***** SUPPLIED MATERIAL *****

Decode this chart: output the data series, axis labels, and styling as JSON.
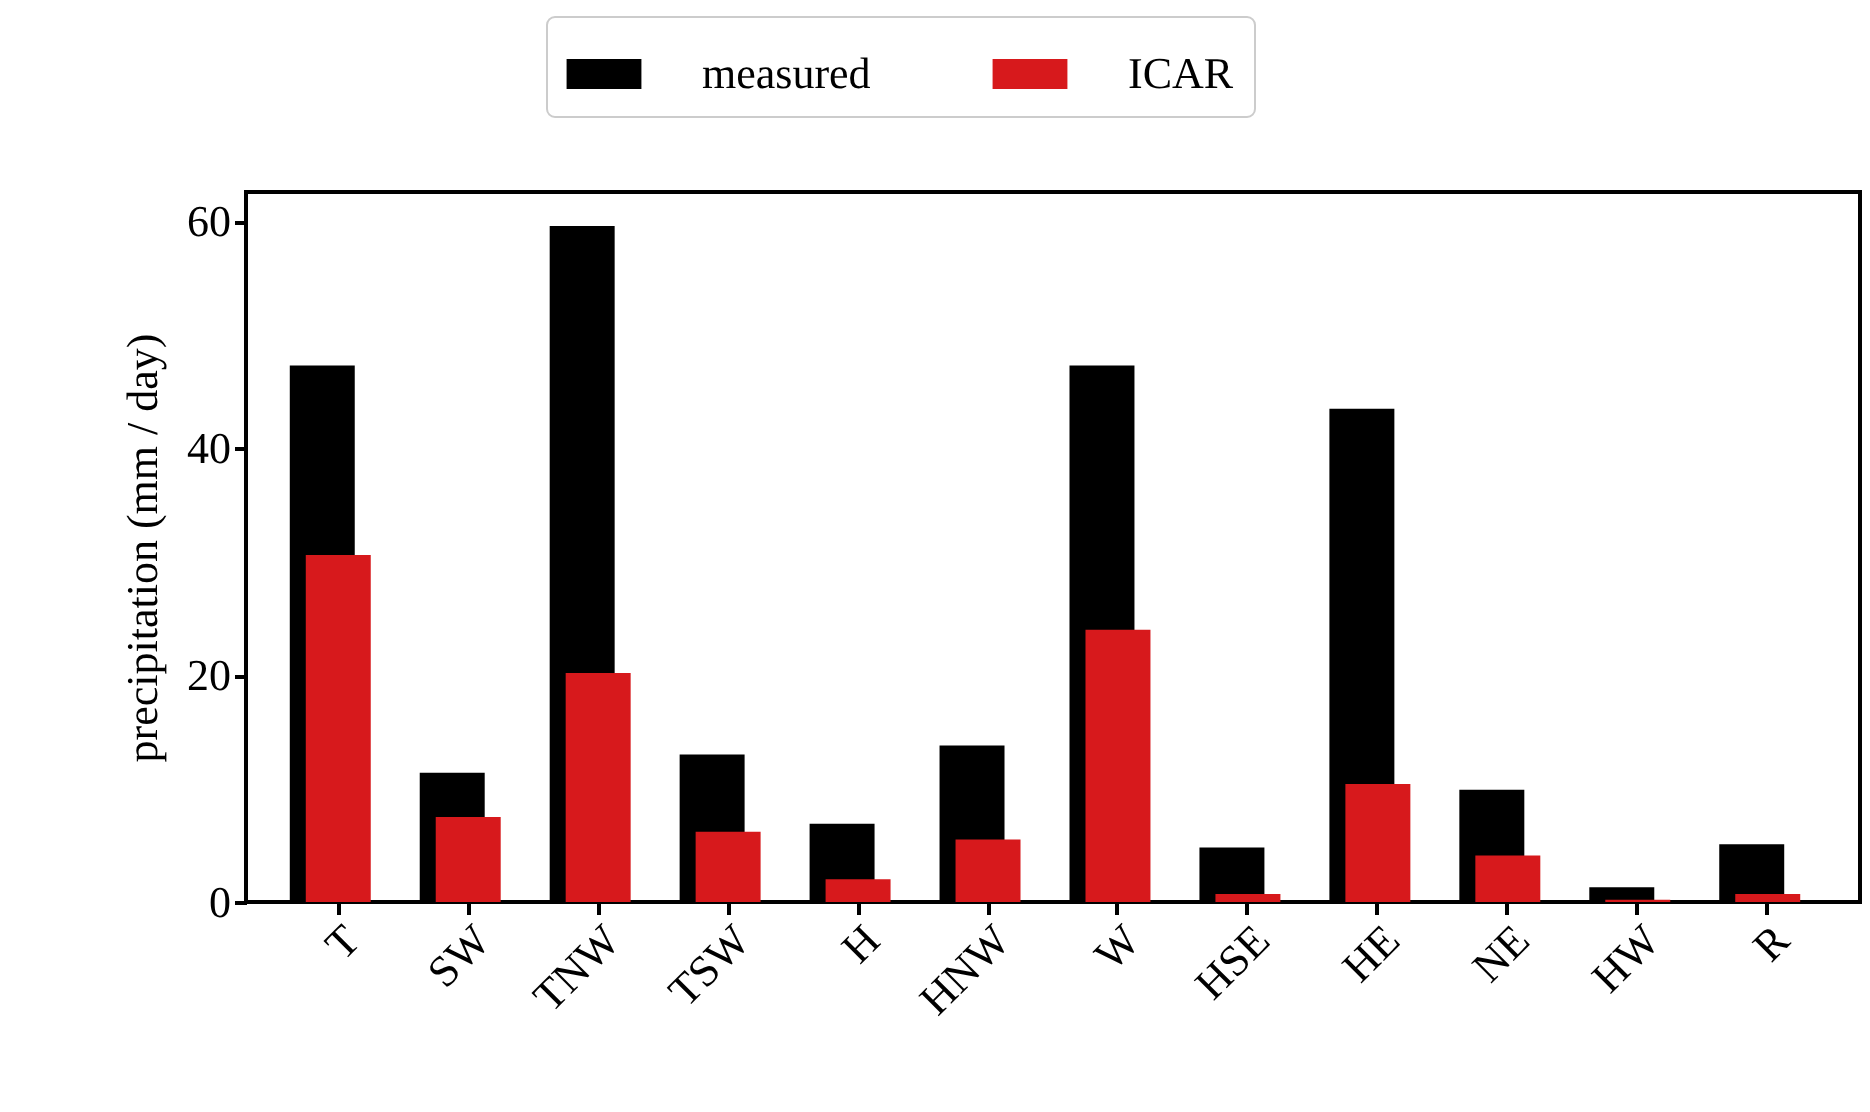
{
  "chart_data": {
    "type": "bar",
    "ylabel": "precipitation (mm / day)",
    "categories": [
      "T",
      "SW",
      "TNW",
      "TSW",
      "H",
      "HNW",
      "W",
      "HSE",
      "HE",
      "NE",
      "HW",
      "R"
    ],
    "series": [
      {
        "name": "measured",
        "color": "#000000",
        "values": [
          47.3,
          11.4,
          59.6,
          13.0,
          6.9,
          13.8,
          47.3,
          4.8,
          43.5,
          9.9,
          1.3,
          5.1
        ]
      },
      {
        "name": "ICAR",
        "color": "#d7191c",
        "values": [
          30.6,
          7.5,
          20.2,
          6.2,
          2.0,
          5.5,
          24.0,
          0.7,
          10.4,
          4.1,
          0.2,
          0.7
        ]
      }
    ],
    "ylim": [
      0,
      62.6
    ],
    "yticks": [
      0,
      20,
      40,
      60
    ],
    "legend": "top"
  }
}
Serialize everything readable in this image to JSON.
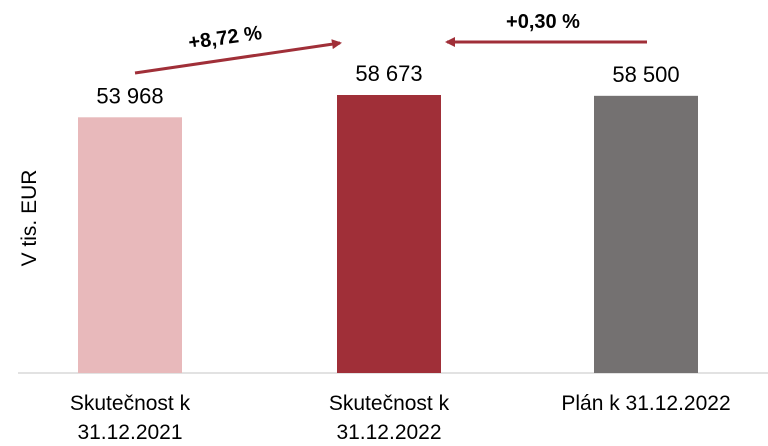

*****

__WHAT TO PRODUCE__. Go through the listing above line by line and say how many lines hold the word "this". Reply with that number only.

__TASK OUTPUT__. 2